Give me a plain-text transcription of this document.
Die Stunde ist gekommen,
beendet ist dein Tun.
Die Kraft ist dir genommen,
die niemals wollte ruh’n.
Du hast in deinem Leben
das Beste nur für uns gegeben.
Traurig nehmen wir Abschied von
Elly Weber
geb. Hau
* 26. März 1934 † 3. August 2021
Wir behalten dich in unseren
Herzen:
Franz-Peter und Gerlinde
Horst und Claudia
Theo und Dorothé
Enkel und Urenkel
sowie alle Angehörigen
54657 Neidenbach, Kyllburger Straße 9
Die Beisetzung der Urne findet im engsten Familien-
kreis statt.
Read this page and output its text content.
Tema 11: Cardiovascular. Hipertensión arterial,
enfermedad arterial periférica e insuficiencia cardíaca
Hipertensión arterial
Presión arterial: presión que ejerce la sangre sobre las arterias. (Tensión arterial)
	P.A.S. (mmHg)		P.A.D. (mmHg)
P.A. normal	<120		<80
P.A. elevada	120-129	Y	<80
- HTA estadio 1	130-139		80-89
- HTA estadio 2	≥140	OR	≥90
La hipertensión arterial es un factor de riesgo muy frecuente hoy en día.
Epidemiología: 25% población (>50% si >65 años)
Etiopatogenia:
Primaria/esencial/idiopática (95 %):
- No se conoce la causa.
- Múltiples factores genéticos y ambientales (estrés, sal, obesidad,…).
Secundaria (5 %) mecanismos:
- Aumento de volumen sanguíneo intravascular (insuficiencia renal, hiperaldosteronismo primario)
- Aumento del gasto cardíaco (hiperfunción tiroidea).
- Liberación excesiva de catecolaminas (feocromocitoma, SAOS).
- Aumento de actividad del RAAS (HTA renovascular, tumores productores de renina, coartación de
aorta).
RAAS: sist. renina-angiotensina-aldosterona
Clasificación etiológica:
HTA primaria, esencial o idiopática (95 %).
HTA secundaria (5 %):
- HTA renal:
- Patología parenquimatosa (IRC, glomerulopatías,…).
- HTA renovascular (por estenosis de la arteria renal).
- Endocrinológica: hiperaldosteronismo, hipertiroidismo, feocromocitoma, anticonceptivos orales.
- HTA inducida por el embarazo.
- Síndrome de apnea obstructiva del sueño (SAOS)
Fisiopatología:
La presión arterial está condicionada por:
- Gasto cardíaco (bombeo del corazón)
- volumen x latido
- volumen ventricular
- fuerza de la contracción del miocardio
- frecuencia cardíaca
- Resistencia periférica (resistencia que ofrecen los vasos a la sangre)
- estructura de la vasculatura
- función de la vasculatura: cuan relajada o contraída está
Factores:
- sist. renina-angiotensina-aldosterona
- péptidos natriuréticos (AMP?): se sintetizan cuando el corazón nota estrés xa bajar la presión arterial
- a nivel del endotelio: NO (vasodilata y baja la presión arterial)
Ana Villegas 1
━━━━━━━━━━
● REQUIRED ACTION:
Go through the material above, find each line with the string "cardíaca", and copy it.

● SOLUTION BELOW:
enfermedad arterial periférica e insuficiencia cardíaca
- frecuencia cardíaca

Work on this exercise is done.